- Title screen
- Genre: Documentary
- Narrated by: Corey Johnson Jonathan Keeble
- Composer: Tim Garland
- Country of origin: United States
- Original language: English
- No. of seasons: 2
- No. of episodes: 26 + 1 pilot (List of episodes)

Production
- Executive producers: Stuart Carter Stephen Marsh Susan Werbe
- Running time: 45 minutes
- Production company: Pioneer Productions

Original release
- Network: History Channel
- Release: February 10, 2009 – March 2, 2010

= How the Earth Was Made =

2009–2010 American documentary TV series

How the Earth Was Made is a documentary television series produced by Pioneer Productions for the History Channel. It began as a two-hour special exploring the geological history of Earth, airing on September 16, 2007. Focusing on different geologic features of the Earth, the series premiered on February 10, 2009, and the 13-episode first season concluded on May 5, 2009. The second season premiered on November 24, 2009, and concluded on March 2, 2012.

------------------------------

- _Task prompt_
Copy out everything in the series overview above from "- Title screen" down to "(List of episodes)", word for word.

- _Dataset excerpt_
------------------------------

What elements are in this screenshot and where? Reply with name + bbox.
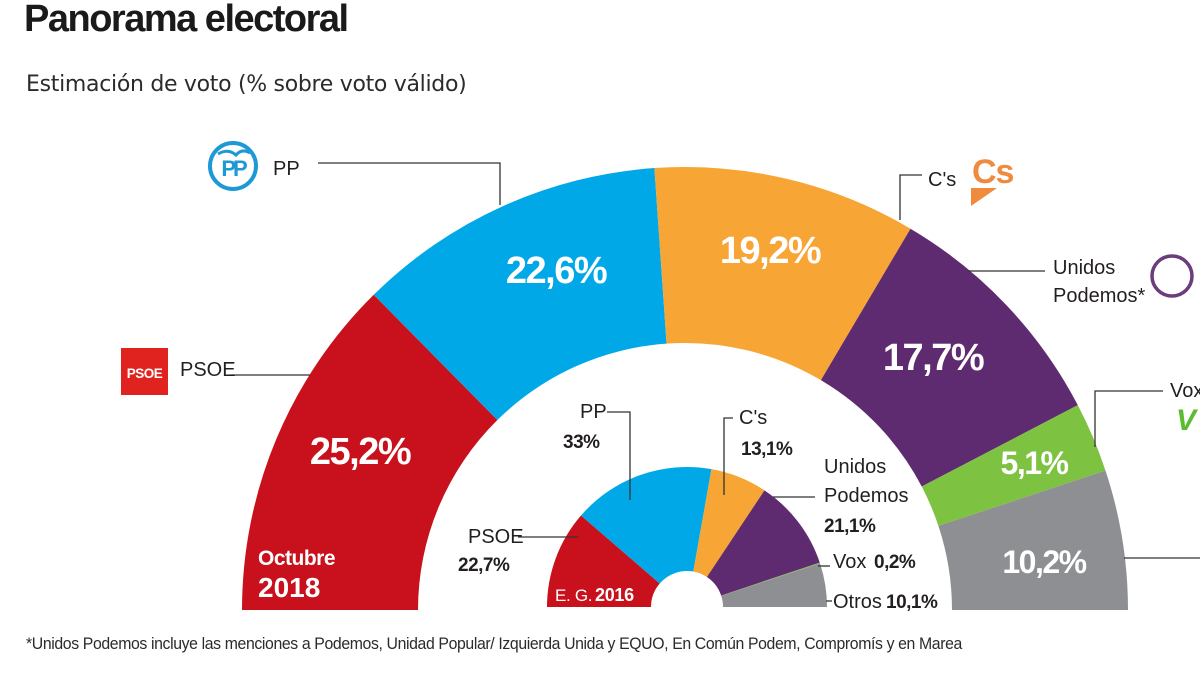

------------------------------

- _Response to the exercise_
- Title screen
- Genre: Documentary
- Narrated by: Corey Johnson Jonathan Keeble
- Composer: Tim Garland
- Country of origin: United States
- Original language: English
- No. of seasons: 2
- No. of episodes: 26 + 1 pilot (List of episodes)